● **What is asked**: Repeat the listing in full. Nothing may be added or left out.

● **Data supplied**:
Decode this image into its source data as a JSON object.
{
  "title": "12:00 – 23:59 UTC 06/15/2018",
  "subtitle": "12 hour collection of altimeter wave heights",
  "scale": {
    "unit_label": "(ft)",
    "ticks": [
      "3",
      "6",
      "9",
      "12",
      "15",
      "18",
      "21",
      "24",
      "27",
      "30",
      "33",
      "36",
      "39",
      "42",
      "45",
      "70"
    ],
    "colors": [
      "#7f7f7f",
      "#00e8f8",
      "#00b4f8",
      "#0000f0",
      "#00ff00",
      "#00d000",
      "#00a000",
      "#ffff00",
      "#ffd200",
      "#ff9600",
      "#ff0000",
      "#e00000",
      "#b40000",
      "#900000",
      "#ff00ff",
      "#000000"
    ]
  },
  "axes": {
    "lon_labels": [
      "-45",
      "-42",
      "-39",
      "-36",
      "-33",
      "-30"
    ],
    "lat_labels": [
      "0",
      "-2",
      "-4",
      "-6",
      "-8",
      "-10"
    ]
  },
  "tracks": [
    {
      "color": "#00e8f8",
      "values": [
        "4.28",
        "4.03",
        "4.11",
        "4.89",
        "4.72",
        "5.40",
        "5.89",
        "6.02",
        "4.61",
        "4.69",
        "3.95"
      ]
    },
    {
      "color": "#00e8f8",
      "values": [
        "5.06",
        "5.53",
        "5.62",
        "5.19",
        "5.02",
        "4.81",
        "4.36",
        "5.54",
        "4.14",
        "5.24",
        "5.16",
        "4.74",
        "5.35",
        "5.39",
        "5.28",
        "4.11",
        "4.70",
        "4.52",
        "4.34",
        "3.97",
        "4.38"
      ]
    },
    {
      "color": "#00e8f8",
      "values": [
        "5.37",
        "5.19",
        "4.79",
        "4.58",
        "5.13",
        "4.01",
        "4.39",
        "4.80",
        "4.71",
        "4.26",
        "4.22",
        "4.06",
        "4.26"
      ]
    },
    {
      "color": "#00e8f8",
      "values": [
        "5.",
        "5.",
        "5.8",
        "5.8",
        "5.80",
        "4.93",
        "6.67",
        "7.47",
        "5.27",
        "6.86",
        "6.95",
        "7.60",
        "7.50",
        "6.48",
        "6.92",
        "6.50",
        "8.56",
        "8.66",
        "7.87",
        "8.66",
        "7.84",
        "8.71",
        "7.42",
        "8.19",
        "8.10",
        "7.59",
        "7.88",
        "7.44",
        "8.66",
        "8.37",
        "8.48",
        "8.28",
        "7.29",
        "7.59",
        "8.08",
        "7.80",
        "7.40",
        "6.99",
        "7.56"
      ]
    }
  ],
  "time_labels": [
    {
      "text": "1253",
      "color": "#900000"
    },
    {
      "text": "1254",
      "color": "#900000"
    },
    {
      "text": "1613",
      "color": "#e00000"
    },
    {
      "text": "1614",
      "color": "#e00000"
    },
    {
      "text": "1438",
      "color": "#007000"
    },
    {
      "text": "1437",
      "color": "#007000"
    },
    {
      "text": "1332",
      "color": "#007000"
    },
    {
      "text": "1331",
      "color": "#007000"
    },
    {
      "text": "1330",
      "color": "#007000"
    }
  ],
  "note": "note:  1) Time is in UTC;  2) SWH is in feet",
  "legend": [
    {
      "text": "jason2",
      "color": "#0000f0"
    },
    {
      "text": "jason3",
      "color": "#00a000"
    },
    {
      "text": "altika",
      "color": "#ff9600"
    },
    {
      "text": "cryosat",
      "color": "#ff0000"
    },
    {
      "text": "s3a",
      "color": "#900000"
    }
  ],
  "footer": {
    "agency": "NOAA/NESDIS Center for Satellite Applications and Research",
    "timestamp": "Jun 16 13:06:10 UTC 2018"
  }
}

● **Written answer**:
Decode this image into its source data as a JSON object.
{
  "title": "12:00 – 23:59 UTC 06/15/2018",
  "subtitle": "12 hour collection of altimeter wave heights",
  "scale": {
    "unit_label": "(ft)",
    "ticks": [
      "3",
      "6",
      "9",
      "12",
      "15",
      "18",
      "21",
      "24",
      "27",
      "30",
      "33",
      "36",
      "39",
      "42",
      "45",
      "70"
    ],
    "colors": [
      "#7f7f7f",
      "#00e8f8",
      "#00b4f8",
      "#0000f0",
      "#00ff00",
      "#00d000",
      "#00a000",
      "#ffff00",
      "#ffd200",
      "#ff9600",
      "#ff0000",
      "#e00000",
      "#b40000",
      "#900000",
      "#ff00ff",
      "#000000"
    ]
  },
  "axes": {
    "lon_labels": [
      "-45",
      "-42",
      "-39",
      "-36",
      "-33",
      "-30"
    ],
    "lat_labels": [
      "0",
      "-2",
      "-4",
      "-6",
      "-8",
      "-10"
    ]
  },
  "tracks": [
    {
      "color": "#00e8f8",
      "values": [
        "4.28",
        "4.03",
        "4.11",
        "4.89",
        "4.72",
        "5.40",
        "5.89",
        "6.02",
        "4.61",
        "4.69",
        "3.95"
      ]
    },
    {
      "color": "#00e8f8",
      "values": [
        "5.06",
        "5.53",
        "5.62",
        "5.19",
        "5.02",
        "4.81",
        "4.36",
        "5.54",
        "4.14",
        "5.24",
        "5.16",
        "4.74",
        "5.35",
        "5.39",
        "5.28",
        "4.11",
        "4.70",
        "4.52",
        "4.34",
        "3.97",
        "4.38"
      ]
    },
    {
      "color": "#00e8f8",
      "values": [
        "5.37",
        "5.19",
        "4.79",
        "4.58",
        "5.13",
        "4.01",
        "4.39",
        "4.80",
        "4.71",
        "4.26",
        "4.22",
        "4.06",
        "4.26"
      ]
    },
    {
      "color": "#00e8f8",
      "values": [
        "5.",
        "5.",
        "5.8",
        "5.8",
        "5.80",
        "4.93",
        "6.67",
        "7.47",
        "5.27",
        "6.86",
        "6.95",
        "7.60",
        "7.50",
        "6.48",
        "6.92",
        "6.50",
        "8.56",
        "8.66",
        "7.87",
        "8.66",
        "7.84",
        "8.71",
        "7.42",
        "8.19",
        "8.10",
        "7.59",
        "7.88",
        "7.44",
        "8.66",
        "8.37",
        "8.48",
        "8.28",
        "7.29",
        "7.59",
        "8.08",
        "7.80",
        "7.40",
        "6.99",
        "7.56"
      ]
    }
  ],
  "time_labels": [
    {
      "text": "1253",
      "color": "#900000"
    },
    {
      "text": "1254",
      "color": "#900000"
    },
    {
      "text": "1613",
      "color": "#e00000"
    },
    {
      "text": "1614",
      "color": "#e00000"
    },
    {
      "text": "1438",
      "color": "#007000"
    },
    {
      "text": "1437",
      "color": "#007000"
    },
    {
      "text": "1332",
      "color": "#007000"
    },
    {
      "text": "1331",
      "color": "#007000"
    },
    {
      "text": "1330",
      "color": "#007000"
    }
  ],
  "note": "note:  1) Time is in UTC;  2) SWH is in feet",
  "legend": [
    {
      "text": "jason2",
      "color": "#0000f0"
    },
    {
      "text": "jason3",
      "color": "#00a000"
    },
    {
      "text": "altika",
      "color": "#ff9600"
    },
    {
      "text": "cryosat",
      "color": "#ff0000"
    },
    {
      "text": "s3a",
      "color": "#900000"
    }
  ],
  "footer": {
    "agency": "NOAA/NESDIS Center for Satellite Applications and Research",
    "timestamp": "Jun 16 13:06:10 UTC 2018"
  }
}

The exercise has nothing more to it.